■ **Problem requirements**: Transcribe the material verbatim in full; the pictures do not belong in the copy.

■ **Listed entries**:
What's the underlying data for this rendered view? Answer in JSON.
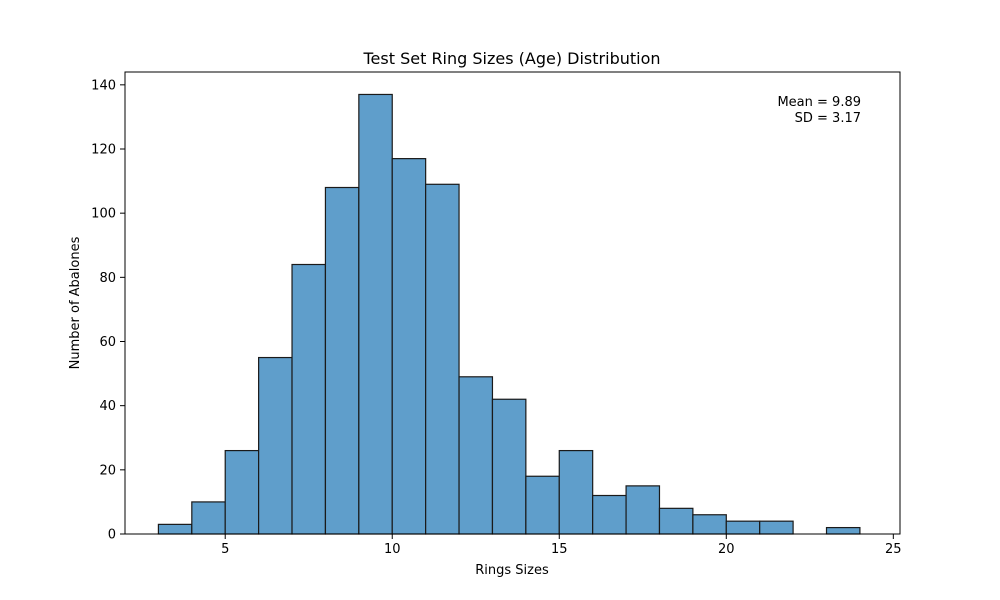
{
  "chart_data": {
    "type": "bar",
    "title": "Test Set Ring Sizes (Age) Distribution",
    "xlabel": "Rings Sizes",
    "ylabel": "Number of Abalones",
    "xlim": [
      2,
      25.2
    ],
    "ylim": [
      0,
      144
    ],
    "xticks": [
      5,
      10,
      15,
      20,
      25
    ],
    "yticks": [
      0,
      20,
      40,
      60,
      80,
      100,
      120,
      140
    ],
    "bins": [
      {
        "x0": 3,
        "x1": 4,
        "count": 3
      },
      {
        "x0": 4,
        "x1": 5,
        "count": 10
      },
      {
        "x0": 5,
        "x1": 6,
        "count": 26
      },
      {
        "x0": 6,
        "x1": 7,
        "count": 55
      },
      {
        "x0": 7,
        "x1": 8,
        "count": 84
      },
      {
        "x0": 8,
        "x1": 9,
        "count": 108
      },
      {
        "x0": 9,
        "x1": 10,
        "count": 137
      },
      {
        "x0": 10,
        "x1": 11,
        "count": 117
      },
      {
        "x0": 11,
        "x1": 12,
        "count": 109
      },
      {
        "x0": 12,
        "x1": 13,
        "count": 49
      },
      {
        "x0": 13,
        "x1": 14,
        "count": 42
      },
      {
        "x0": 14,
        "x1": 15,
        "count": 18
      },
      {
        "x0": 15,
        "x1": 16,
        "count": 26
      },
      {
        "x0": 16,
        "x1": 17,
        "count": 12
      },
      {
        "x0": 17,
        "x1": 18,
        "count": 15
      },
      {
        "x0": 18,
        "x1": 19,
        "count": 8
      },
      {
        "x0": 19,
        "x1": 20,
        "count": 6
      },
      {
        "x0": 20,
        "x1": 21,
        "count": 4
      },
      {
        "x0": 21,
        "x1": 22,
        "count": 4
      },
      {
        "x0": 22,
        "x1": 23,
        "count": 0
      },
      {
        "x0": 23,
        "x1": 24,
        "count": 2
      }
    ],
    "annotations": [
      "Mean = 9.89",
      "SD = 3.17"
    ],
    "grid": false,
    "colors": {
      "bar_fill": "#5f9ecb",
      "bar_edge": "#1a1a1a"
    }
  }
}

■ **Task output**:
What's the underlying data for this rendered view? Answer in JSON.
{
  "chart_data": {
    "type": "bar",
    "title": "Test Set Ring Sizes (Age) Distribution",
    "xlabel": "Rings Sizes",
    "ylabel": "Number of Abalones",
    "xlim": [
      2,
      25.2
    ],
    "ylim": [
      0,
      144
    ],
    "xticks": [
      5,
      10,
      15,
      20,
      25
    ],
    "yticks": [
      0,
      20,
      40,
      60,
      80,
      100,
      120,
      140
    ],
    "bins": [
      {
        "x0": 3,
        "x1": 4,
        "count": 3
      },
      {
        "x0": 4,
        "x1": 5,
        "count": 10
      },
      {
        "x0": 5,
        "x1": 6,
        "count": 26
      },
      {
        "x0": 6,
        "x1": 7,
        "count": 55
      },
      {
        "x0": 7,
        "x1": 8,
        "count": 84
      },
      {
        "x0": 8,
        "x1": 9,
        "count": 108
      },
      {
        "x0": 9,
        "x1": 10,
        "count": 137
      },
      {
        "x0": 10,
        "x1": 11,
        "count": 117
      },
      {
        "x0": 11,
        "x1": 12,
        "count": 109
      },
      {
        "x0": 12,
        "x1": 13,
        "count": 49
      },
      {
        "x0": 13,
        "x1": 14,
        "count": 42
      },
      {
        "x0": 14,
        "x1": 15,
        "count": 18
      },
      {
        "x0": 15,
        "x1": 16,
        "count": 26
      },
      {
        "x0": 16,
        "x1": 17,
        "count": 12
      },
      {
        "x0": 17,
        "x1": 18,
        "count": 15
      },
      {
        "x0": 18,
        "x1": 19,
        "count": 8
      },
      {
        "x0": 19,
        "x1": 20,
        "count": 6
      },
      {
        "x0": 20,
        "x1": 21,
        "count": 4
      },
      {
        "x0": 21,
        "x1": 22,
        "count": 4
      },
      {
        "x0": 22,
        "x1": 23,
        "count": 0
      },
      {
        "x0": 23,
        "x1": 24,
        "count": 2
      }
    ],
    "annotations": [
      "Mean = 9.89",
      "SD = 3.17"
    ],
    "grid": false,
    "colors": {
      "bar_fill": "#5f9ecb",
      "bar_edge": "#1a1a1a"
    }
  }
}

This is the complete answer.